[Dataset items]
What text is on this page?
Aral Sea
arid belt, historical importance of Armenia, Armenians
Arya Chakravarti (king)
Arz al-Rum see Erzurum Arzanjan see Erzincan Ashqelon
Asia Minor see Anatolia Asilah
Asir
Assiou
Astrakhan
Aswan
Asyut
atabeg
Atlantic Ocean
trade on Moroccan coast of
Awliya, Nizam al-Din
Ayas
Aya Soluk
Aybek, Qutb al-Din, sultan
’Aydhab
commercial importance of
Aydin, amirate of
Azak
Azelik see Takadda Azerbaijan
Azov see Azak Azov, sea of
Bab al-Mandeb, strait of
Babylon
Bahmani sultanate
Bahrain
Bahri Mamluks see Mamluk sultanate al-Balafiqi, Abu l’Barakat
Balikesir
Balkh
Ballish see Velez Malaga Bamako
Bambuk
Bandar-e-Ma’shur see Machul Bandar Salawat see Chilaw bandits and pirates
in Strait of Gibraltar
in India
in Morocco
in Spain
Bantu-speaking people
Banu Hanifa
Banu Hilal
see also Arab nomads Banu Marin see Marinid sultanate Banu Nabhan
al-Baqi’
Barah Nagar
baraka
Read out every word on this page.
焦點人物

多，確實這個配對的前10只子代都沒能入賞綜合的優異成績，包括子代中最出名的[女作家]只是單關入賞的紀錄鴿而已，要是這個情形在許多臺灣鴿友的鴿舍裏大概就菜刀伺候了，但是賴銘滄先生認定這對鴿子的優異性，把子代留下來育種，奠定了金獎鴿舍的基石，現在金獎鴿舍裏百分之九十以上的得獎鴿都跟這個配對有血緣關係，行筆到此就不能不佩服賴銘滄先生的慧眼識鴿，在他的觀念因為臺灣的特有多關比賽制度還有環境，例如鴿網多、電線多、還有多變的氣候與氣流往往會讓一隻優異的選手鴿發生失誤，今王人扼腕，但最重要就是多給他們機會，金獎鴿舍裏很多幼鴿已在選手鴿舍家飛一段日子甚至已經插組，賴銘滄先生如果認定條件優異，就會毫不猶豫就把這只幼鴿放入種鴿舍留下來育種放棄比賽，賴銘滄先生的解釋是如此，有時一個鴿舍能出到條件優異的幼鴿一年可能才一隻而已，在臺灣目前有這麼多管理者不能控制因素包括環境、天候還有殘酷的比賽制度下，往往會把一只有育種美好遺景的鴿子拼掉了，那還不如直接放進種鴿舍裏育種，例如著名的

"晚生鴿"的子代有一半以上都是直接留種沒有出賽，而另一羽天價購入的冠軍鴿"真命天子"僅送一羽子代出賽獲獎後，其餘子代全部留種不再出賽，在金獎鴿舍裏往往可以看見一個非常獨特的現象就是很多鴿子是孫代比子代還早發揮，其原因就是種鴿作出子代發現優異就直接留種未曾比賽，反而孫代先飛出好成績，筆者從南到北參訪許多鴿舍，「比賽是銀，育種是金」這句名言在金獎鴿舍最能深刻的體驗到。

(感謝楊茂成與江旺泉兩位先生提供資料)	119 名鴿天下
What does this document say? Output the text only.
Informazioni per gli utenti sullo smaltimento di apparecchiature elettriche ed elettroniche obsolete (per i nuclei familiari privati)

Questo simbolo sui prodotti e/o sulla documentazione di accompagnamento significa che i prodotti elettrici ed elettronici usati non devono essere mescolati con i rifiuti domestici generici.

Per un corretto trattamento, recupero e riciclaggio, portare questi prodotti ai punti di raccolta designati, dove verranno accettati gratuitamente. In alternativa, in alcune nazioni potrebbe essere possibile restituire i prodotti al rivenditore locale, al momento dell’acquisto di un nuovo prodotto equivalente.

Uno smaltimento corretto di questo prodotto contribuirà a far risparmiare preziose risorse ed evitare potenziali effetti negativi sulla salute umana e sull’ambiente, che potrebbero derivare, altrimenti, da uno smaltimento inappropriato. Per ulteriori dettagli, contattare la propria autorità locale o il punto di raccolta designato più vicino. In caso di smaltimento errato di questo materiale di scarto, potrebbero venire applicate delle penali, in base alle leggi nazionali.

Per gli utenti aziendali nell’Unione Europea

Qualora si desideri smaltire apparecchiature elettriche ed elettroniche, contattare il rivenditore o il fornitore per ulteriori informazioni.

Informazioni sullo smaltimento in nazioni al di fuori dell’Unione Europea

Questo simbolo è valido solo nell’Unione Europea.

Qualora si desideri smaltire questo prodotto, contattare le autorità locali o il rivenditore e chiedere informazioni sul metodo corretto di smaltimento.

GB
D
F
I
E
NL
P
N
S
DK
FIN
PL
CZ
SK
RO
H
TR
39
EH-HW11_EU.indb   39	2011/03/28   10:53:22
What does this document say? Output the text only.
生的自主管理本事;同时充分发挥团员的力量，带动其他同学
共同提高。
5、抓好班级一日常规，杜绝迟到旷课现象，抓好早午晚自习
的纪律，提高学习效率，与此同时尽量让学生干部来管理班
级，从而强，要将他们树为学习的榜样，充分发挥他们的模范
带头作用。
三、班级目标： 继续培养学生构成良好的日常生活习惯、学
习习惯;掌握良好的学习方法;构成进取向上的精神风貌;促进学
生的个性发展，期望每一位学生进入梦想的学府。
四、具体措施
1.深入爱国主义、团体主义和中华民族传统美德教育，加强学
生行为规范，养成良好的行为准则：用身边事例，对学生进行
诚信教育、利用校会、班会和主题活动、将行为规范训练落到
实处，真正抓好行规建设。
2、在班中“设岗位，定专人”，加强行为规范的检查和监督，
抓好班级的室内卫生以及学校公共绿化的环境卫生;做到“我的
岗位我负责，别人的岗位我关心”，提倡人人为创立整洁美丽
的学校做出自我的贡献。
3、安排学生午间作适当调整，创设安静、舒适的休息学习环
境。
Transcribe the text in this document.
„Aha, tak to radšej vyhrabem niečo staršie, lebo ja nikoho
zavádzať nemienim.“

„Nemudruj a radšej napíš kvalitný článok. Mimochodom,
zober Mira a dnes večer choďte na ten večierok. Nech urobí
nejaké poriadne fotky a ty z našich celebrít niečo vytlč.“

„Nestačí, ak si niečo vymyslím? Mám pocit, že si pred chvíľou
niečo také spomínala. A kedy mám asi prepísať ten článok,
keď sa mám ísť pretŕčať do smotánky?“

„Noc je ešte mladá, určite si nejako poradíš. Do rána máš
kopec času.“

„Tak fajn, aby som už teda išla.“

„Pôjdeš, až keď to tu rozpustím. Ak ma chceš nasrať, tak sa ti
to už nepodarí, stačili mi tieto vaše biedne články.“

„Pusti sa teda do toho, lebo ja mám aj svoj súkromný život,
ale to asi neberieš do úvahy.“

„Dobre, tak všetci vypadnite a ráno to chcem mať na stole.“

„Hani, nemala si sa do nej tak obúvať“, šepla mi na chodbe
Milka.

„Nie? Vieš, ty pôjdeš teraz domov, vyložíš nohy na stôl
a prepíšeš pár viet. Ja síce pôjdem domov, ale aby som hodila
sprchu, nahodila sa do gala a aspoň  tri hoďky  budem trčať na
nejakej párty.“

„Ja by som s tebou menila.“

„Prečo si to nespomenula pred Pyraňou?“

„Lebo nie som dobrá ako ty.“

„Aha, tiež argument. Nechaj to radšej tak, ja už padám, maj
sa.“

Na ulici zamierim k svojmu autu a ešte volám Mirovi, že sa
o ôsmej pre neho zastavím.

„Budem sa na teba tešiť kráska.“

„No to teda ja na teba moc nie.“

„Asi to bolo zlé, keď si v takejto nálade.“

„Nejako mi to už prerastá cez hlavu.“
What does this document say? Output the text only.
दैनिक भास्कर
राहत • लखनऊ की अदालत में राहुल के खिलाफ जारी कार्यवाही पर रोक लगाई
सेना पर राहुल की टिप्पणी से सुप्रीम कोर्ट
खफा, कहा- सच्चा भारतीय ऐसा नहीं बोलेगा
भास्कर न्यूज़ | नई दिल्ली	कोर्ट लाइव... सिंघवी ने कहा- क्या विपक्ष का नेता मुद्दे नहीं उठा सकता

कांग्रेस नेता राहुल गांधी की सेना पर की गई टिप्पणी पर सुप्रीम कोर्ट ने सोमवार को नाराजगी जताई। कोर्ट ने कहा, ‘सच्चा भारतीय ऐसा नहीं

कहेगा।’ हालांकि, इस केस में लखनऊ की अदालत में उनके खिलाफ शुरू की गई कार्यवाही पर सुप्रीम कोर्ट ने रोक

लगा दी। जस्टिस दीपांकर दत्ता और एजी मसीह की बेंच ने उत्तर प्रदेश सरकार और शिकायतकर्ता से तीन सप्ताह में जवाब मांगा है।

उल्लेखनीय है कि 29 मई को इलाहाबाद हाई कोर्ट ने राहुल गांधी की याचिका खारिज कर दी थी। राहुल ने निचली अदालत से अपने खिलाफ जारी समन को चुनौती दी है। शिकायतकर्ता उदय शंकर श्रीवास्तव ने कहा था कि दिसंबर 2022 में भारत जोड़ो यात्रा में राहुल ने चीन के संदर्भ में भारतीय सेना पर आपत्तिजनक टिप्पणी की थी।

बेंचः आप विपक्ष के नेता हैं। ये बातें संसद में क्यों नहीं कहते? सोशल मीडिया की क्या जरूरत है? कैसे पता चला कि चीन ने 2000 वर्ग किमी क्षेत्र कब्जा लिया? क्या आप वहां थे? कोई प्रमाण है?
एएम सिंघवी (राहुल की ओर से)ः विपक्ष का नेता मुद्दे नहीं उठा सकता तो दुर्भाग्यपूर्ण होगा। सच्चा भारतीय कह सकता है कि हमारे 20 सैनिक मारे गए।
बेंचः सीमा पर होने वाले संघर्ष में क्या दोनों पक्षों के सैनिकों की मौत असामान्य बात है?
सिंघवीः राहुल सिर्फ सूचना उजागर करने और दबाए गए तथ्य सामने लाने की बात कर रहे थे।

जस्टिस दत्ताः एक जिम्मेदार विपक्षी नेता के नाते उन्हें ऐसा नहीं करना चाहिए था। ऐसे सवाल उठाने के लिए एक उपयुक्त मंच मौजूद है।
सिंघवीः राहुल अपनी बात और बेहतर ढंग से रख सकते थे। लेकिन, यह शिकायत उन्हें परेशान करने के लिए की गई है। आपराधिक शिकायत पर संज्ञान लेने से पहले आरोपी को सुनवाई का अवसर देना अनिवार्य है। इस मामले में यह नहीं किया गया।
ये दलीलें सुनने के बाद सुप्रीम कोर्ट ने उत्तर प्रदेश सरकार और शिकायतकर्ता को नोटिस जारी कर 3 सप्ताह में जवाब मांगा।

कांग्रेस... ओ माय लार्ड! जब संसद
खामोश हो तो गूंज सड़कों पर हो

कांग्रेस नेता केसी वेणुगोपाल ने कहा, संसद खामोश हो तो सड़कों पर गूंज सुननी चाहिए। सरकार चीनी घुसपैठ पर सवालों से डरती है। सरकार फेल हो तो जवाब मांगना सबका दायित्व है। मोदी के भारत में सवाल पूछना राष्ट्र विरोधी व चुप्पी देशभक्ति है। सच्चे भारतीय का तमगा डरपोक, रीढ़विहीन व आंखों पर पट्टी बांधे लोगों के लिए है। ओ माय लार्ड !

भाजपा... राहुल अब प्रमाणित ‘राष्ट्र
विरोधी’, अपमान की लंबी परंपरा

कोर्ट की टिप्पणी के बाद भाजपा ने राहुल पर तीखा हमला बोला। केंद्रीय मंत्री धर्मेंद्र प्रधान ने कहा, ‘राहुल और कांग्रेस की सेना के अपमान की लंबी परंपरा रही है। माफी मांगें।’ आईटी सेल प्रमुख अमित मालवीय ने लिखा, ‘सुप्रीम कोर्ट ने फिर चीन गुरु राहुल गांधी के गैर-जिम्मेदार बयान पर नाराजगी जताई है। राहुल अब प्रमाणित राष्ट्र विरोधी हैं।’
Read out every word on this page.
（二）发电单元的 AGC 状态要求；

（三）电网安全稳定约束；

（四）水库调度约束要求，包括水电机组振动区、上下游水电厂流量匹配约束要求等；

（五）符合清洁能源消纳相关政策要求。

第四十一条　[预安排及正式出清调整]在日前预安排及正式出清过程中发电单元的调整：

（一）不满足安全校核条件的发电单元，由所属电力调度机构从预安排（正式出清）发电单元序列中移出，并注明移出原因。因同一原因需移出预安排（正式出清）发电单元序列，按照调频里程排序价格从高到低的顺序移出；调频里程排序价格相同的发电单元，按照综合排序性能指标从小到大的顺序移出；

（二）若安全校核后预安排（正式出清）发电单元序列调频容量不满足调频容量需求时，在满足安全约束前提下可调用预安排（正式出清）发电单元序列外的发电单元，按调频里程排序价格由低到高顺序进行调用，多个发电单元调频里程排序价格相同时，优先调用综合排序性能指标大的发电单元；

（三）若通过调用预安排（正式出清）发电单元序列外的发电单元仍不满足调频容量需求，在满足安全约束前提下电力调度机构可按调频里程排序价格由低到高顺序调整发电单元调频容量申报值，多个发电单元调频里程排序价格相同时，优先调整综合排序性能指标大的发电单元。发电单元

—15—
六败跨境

Description of the task: Look for the word "desideri" in every line of the listing and copy the lines that have it.

Exercise response:
Qualora si desideri smaltire apparecchiature elettriche ed elettroniche, contattare il rivenditore o il fornitore per ulteriori informazioni.
Qualora si desideri smaltire questo prodotto, contattare le autorità locali o il rivenditore e chiedere informazioni sul metodo corretto di smaltimento.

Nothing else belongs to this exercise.